▶ [EXERCISE TASK]
Reproduce every entry that follows word for word, but omit the images.

▶ [EXCERPTED RECORDS]
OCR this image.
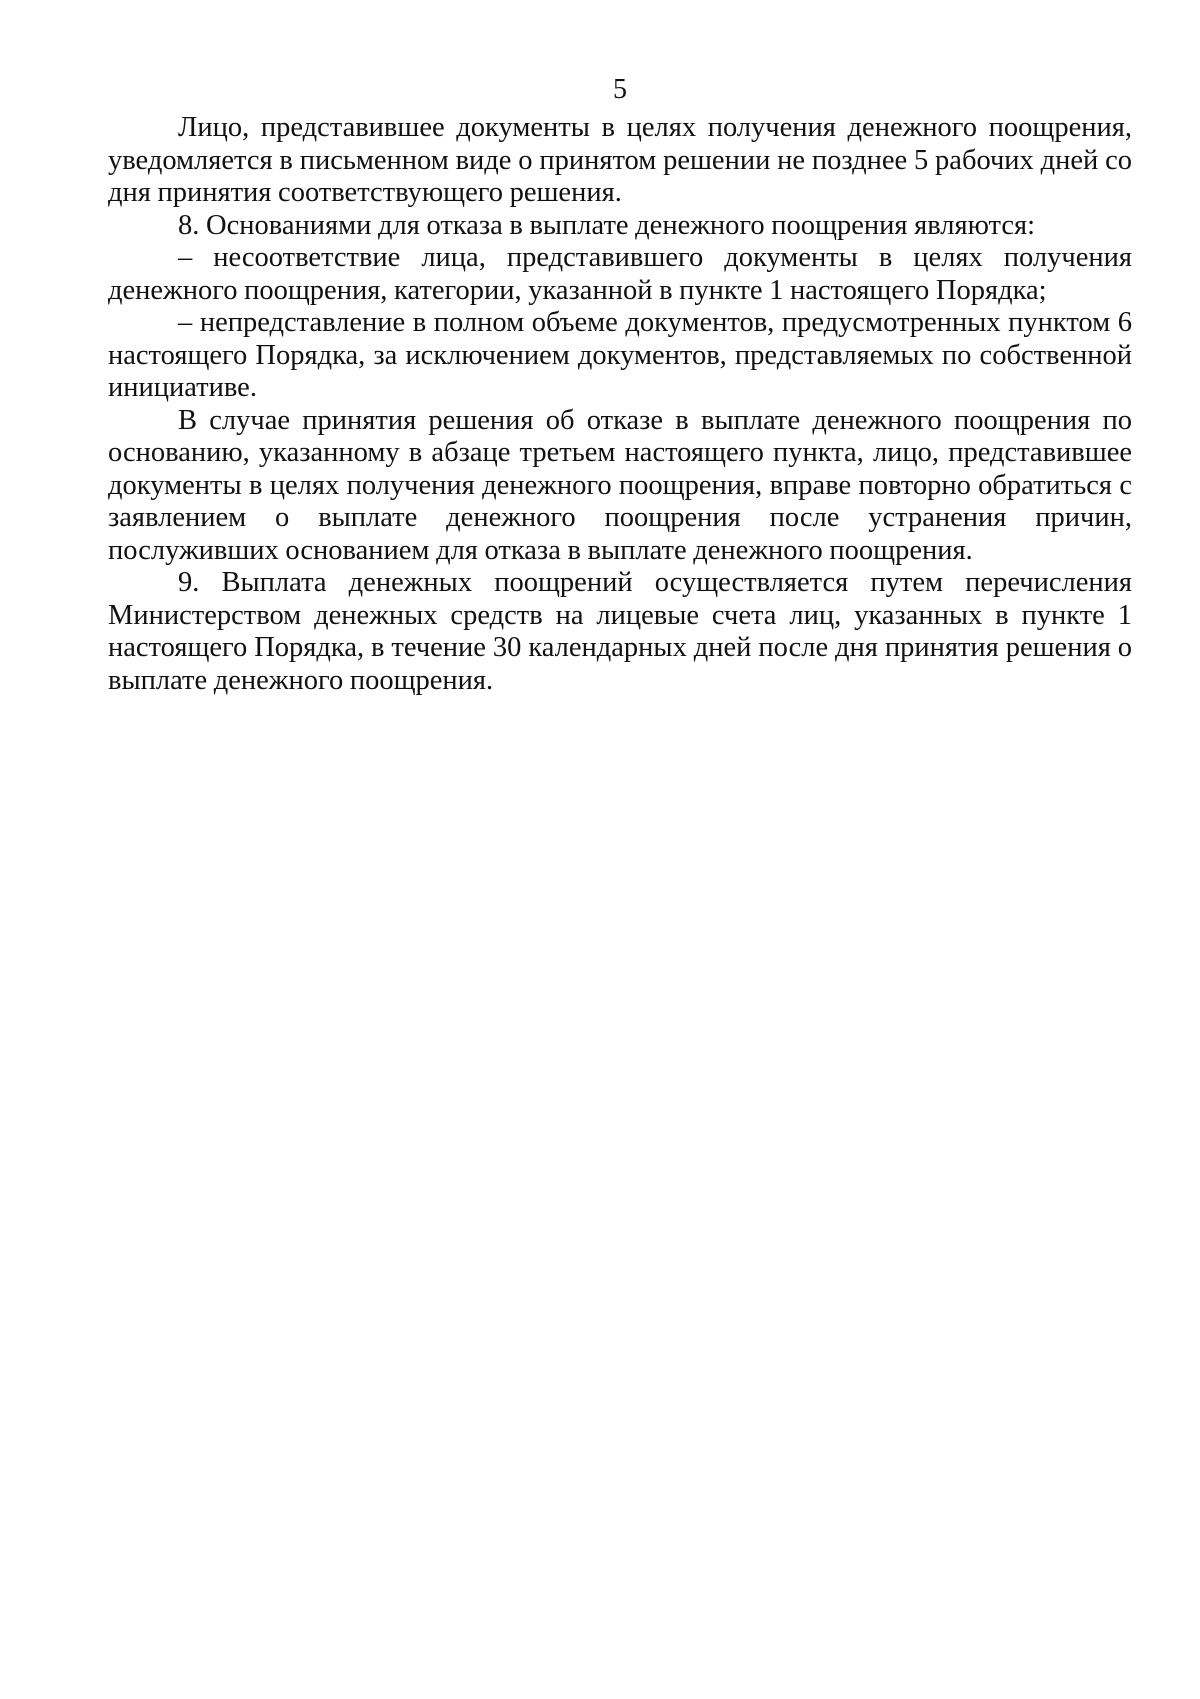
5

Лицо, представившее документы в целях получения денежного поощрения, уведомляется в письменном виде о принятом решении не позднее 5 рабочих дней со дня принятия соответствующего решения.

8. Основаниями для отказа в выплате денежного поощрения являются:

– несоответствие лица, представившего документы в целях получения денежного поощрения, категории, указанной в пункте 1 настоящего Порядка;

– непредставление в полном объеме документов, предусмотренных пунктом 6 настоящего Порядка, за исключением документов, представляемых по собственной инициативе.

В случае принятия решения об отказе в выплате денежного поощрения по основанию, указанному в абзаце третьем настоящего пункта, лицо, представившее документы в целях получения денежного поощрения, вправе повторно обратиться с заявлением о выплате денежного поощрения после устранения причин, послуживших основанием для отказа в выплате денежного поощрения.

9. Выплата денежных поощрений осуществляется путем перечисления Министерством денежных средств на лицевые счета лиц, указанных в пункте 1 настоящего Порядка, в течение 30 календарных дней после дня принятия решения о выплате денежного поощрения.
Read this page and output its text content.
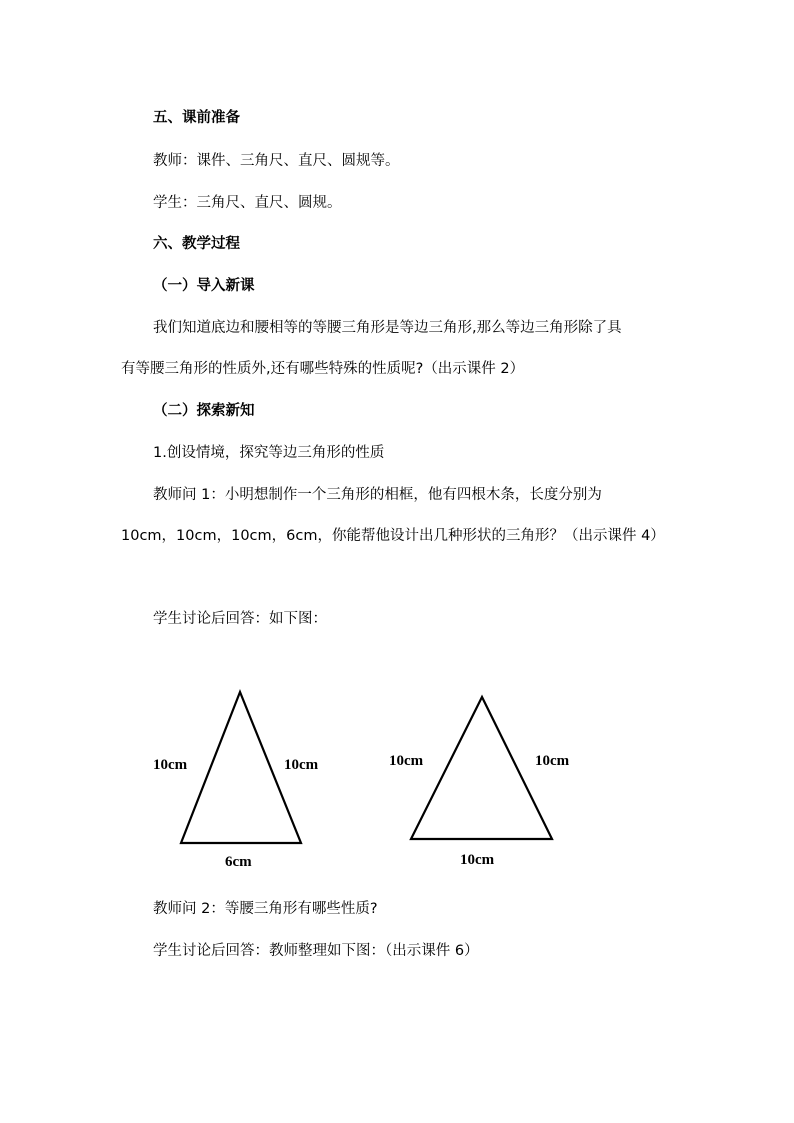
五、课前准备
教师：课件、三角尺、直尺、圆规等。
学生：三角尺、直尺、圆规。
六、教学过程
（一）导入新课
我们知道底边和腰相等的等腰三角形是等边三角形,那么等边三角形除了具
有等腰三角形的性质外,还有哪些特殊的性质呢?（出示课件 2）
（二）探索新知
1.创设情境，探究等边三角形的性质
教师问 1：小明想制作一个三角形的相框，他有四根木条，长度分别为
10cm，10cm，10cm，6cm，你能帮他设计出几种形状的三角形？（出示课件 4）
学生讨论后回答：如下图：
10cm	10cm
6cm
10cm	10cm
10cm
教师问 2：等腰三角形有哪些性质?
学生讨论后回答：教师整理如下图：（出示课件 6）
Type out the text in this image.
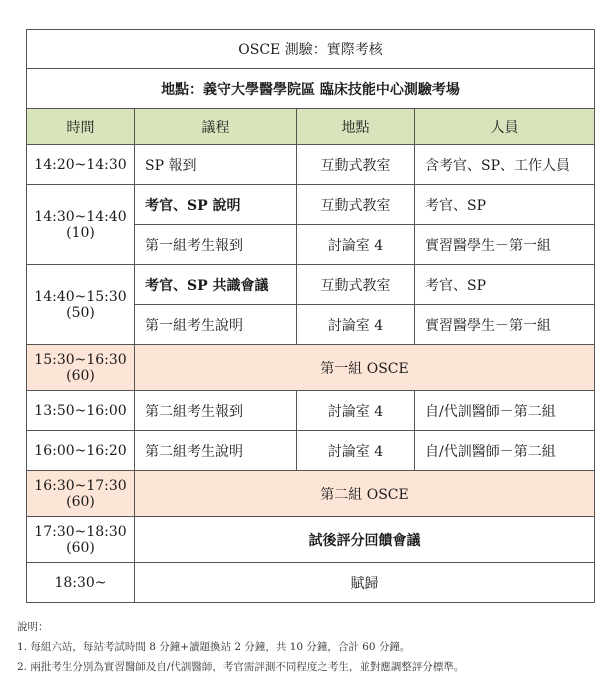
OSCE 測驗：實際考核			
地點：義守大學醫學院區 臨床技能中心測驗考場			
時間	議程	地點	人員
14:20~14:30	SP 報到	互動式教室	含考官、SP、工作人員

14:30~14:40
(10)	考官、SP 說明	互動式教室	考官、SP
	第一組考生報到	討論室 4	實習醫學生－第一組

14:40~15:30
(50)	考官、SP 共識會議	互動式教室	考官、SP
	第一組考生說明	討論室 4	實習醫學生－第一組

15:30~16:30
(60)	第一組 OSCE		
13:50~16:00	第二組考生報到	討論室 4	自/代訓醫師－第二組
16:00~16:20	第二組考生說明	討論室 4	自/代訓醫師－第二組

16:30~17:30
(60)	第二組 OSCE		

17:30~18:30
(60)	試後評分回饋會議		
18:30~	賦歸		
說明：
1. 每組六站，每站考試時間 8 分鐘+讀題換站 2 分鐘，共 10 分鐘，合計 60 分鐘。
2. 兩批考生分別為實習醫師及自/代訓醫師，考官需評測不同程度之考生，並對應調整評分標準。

▶ [COMPLETE ANSWER]
OCR this image.
5

Лицо, представившее документы в целях получения денежного поощрения, уведомляется в письменном виде о принятом решении не позднее 5 рабочих дней со дня принятия соответствующего решения.

8. Основаниями для отказа в выплате денежного поощрения являются:

– несоответствие лица, представившего документы в целях получения денежного поощрения, категории, указанной в пункте 1 настоящего Порядка;

– непредставление в полном объеме документов, предусмотренных пунктом 6 настоящего Порядка, за исключением документов, представляемых по собственной инициативе.

В случае принятия решения об отказе в выплате денежного поощрения по основанию, указанному в абзаце третьем настоящего пункта, лицо, представившее документы в целях получения денежного поощрения, вправе повторно обратиться с заявлением о выплате денежного поощрения после устранения причин, послуживших основанием для отказа в выплате денежного поощрения.

9. Выплата денежных поощрений осуществляется путем перечисления Министерством денежных средств на лицевые счета лиц, указанных в пункте 1 настоящего Порядка, в течение 30 календарных дней после дня принятия решения о выплате денежного поощрения.
Read this page and output its text content.
五、课前准备
教师：课件、三角尺、直尺、圆规等。
学生：三角尺、直尺、圆规。
六、教学过程
（一）导入新课
我们知道底边和腰相等的等腰三角形是等边三角形,那么等边三角形除了具
有等腰三角形的性质外,还有哪些特殊的性质呢?（出示课件 2）
（二）探索新知
1.创设情境，探究等边三角形的性质
教师问 1：小明想制作一个三角形的相框，他有四根木条，长度分别为
10cm，10cm，10cm，6cm，你能帮他设计出几种形状的三角形？（出示课件 4）
学生讨论后回答：如下图：
10cm	10cm
6cm
10cm	10cm
10cm
教师问 2：等腰三角形有哪些性质?
学生讨论后回答：教师整理如下图：（出示课件 6）
Type out the text in this image.
OSCE 測驗：實際考核			
地點：義守大學醫學院區 臨床技能中心測驗考場			
時間	議程	地點	人員
14:20~14:30	SP 報到	互動式教室	含考官、SP、工作人員

14:30~14:40
(10)	考官、SP 說明	互動式教室	考官、SP
	第一組考生報到	討論室 4	實習醫學生－第一組

14:40~15:30
(50)	考官、SP 共識會議	互動式教室	考官、SP
	第一組考生說明	討論室 4	實習醫學生－第一組

15:30~16:30
(60)	第一組 OSCE		
13:50~16:00	第二組考生報到	討論室 4	自/代訓醫師－第二組
16:00~16:20	第二組考生說明	討論室 4	自/代訓醫師－第二組

16:30~17:30
(60)	第二組 OSCE		

17:30~18:30
(60)	試後評分回饋會議		
18:30~	賦歸		
說明：
1. 每組六站，每站考試時間 8 分鐘+讀題換站 2 分鐘，共 10 分鐘，合計 60 分鐘。
2. 兩批考生分別為實習醫師及自/代訓醫師，考官需評測不同程度之考生，並對應調整評分標準。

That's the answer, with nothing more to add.